(課題の指示):
1. 出典で、メタクリル系樹脂(A)を重合できる方法として挙げられているものを全部書き出してください。
2. 出典によると、より好ましいとされる重合温度はどの範囲ですか。

(出典):
>>>>
本実施形態の熱可塑性樹脂組成物を構成するメタクリル系樹脂(A)は、塊状重合、溶液重合、懸濁重合法、又は乳化重合法のいずれかの方法により重合でき、好ましくは、塊状重合、溶液重合及び懸濁重合法であり、より好ましくは懸濁重合法である。
重合温度は、重合方法に応じて適宜最適の重合温度を選択すればよいが、好ましくは50℃以上100℃以下であり、より好ましくは60℃以上90℃以下である。
<<<<
(記録データ):
>>>>
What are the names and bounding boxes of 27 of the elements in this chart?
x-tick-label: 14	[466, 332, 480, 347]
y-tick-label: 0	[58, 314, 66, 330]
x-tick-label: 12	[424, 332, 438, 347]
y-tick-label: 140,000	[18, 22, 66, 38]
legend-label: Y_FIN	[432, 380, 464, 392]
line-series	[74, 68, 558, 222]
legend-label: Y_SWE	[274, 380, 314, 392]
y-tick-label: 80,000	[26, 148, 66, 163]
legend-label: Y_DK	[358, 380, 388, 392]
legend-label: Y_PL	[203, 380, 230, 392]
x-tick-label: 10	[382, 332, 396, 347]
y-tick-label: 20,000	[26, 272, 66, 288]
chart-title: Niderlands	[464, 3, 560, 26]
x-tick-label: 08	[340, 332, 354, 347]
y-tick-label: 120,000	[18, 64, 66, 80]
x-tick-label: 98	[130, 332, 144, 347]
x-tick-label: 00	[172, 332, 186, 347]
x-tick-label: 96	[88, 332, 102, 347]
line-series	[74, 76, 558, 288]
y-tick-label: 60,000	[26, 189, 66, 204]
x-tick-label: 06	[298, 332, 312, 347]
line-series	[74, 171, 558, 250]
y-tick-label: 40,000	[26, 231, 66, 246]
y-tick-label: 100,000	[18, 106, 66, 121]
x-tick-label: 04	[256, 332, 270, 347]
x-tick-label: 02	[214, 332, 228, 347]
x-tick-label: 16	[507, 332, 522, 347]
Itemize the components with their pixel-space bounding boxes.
<<<<
>>>>
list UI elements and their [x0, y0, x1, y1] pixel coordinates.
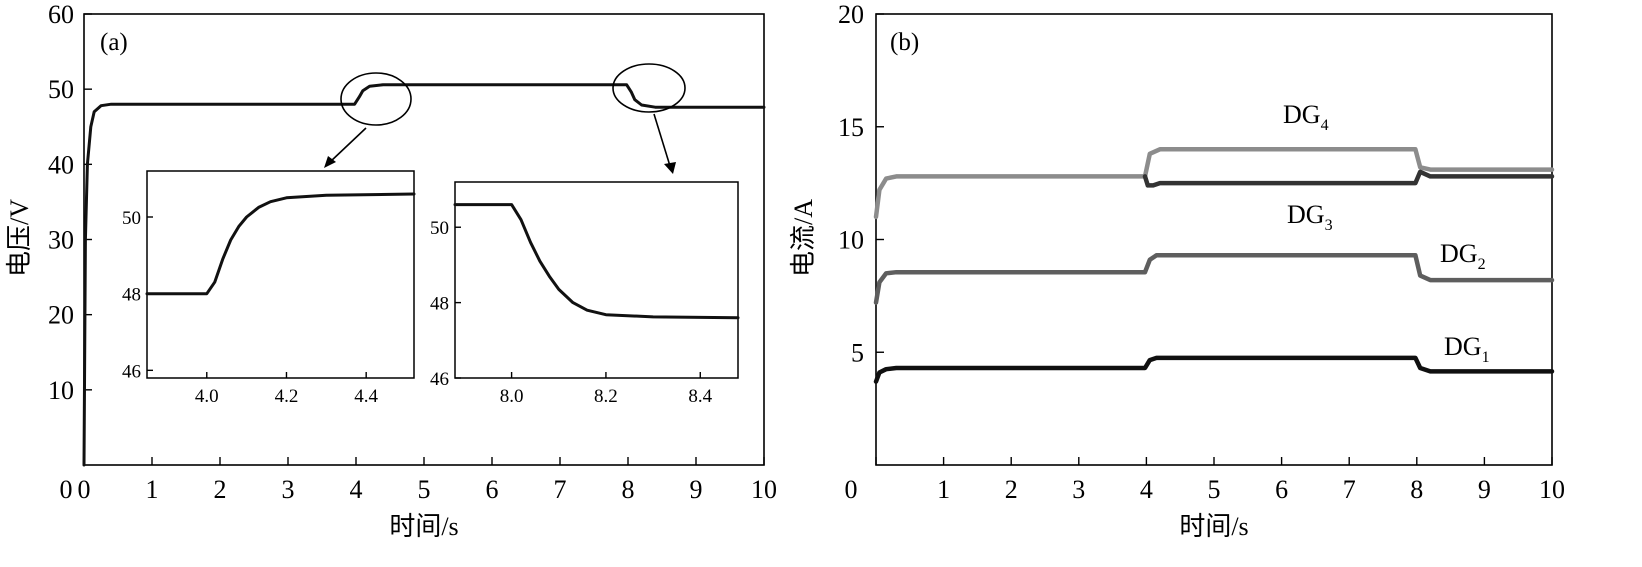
<<<<
>>>>
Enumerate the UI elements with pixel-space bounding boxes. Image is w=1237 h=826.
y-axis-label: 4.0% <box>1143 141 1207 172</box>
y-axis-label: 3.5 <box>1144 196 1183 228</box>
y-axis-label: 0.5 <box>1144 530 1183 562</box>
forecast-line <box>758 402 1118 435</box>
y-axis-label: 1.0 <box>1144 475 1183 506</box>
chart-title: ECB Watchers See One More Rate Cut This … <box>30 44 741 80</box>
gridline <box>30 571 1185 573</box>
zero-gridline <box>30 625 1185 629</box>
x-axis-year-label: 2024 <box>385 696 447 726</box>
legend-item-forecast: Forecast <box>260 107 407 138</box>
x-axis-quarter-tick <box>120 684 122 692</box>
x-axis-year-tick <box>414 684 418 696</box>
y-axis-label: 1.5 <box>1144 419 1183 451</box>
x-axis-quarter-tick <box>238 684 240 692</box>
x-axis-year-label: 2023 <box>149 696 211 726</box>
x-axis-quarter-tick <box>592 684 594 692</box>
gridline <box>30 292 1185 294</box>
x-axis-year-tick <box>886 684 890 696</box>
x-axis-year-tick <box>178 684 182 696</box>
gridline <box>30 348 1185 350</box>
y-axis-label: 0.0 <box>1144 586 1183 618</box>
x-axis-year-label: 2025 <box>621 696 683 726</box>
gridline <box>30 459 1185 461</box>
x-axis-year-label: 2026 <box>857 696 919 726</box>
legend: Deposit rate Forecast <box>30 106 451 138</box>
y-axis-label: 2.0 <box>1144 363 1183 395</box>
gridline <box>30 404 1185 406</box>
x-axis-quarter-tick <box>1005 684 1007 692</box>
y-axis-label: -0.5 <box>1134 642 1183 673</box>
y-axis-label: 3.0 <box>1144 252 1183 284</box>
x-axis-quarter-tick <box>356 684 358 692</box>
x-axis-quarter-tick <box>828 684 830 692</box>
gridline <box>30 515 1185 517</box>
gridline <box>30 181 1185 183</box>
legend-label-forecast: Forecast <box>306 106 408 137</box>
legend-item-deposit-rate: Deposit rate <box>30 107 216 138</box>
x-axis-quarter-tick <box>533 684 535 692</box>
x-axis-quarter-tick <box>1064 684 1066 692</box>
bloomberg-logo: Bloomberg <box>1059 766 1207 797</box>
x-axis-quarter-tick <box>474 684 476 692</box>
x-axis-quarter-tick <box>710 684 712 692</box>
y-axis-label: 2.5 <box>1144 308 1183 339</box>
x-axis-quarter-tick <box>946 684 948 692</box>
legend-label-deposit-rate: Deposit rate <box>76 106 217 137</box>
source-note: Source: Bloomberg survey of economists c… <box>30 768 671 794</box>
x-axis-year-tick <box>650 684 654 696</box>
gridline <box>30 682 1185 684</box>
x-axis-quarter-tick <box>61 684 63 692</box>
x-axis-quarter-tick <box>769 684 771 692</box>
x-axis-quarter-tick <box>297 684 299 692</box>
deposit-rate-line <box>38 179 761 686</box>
<<<<
(解答):
1. 塊状重合、溶液重合、懸濁重合法、乳化重合法

2. 60℃以上90℃以下です。